TASK STATEMENT: Images should be left out, and everything else in the listing reproduced exactly.

++++ PROVIDED DATA

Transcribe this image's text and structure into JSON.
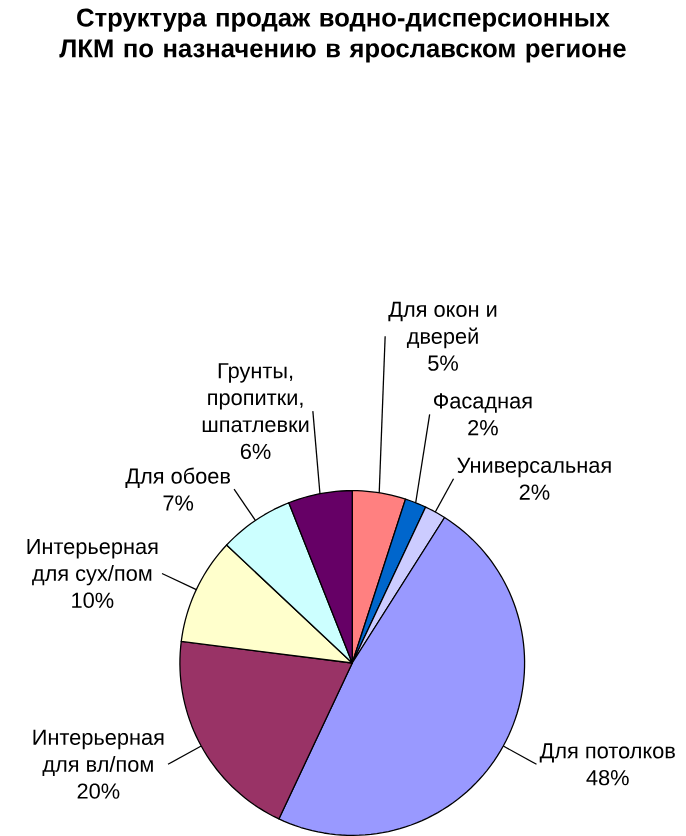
{
  "chart_data": {
    "type": "pie",
    "title": "Структура продаж водно-дисперсионных ЛКМ по назначению в ярославском регионе",
    "categories": [
      "Для окон и дверей",
      "Фасадная",
      "Универсальная",
      "Для потолков",
      "Интерьерная для вл/пом",
      "Интерьерная для сух/пом",
      "Для обоев",
      "Грунты, пропитки, шпатлевки"
    ],
    "values": [
      5,
      2,
      2,
      48,
      20,
      10,
      7,
      6
    ],
    "value_labels": [
      "5%",
      "2%",
      "2%",
      "48%",
      "20%",
      "10%",
      "7%",
      "6%"
    ],
    "colors": [
      "#ff8080",
      "#0066cc",
      "#ccccff",
      "#9999ff",
      "#993366",
      "#ffffcc",
      "#ccffff",
      "#660066"
    ]
  }
}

++++++++

COMPLETED TASK:
Transcribe this image's text and structure into JSON.
{
  "chart_data": {
    "type": "pie",
    "title": "Структура продаж водно-дисперсионных ЛКМ по назначению в ярославском регионе",
    "categories": [
      "Для окон и дверей",
      "Фасадная",
      "Универсальная",
      "Для потолков",
      "Интерьерная для вл/пом",
      "Интерьерная для сух/пом",
      "Для обоев",
      "Грунты, пропитки, шпатлевки"
    ],
    "values": [
      5,
      2,
      2,
      48,
      20,
      10,
      7,
      6
    ],
    "value_labels": [
      "5%",
      "2%",
      "2%",
      "48%",
      "20%",
      "10%",
      "7%",
      "6%"
    ],
    "colors": [
      "#ff8080",
      "#0066cc",
      "#ccccff",
      "#9999ff",
      "#993366",
      "#ffffcc",
      "#ccffff",
      "#660066"
    ]
  }
}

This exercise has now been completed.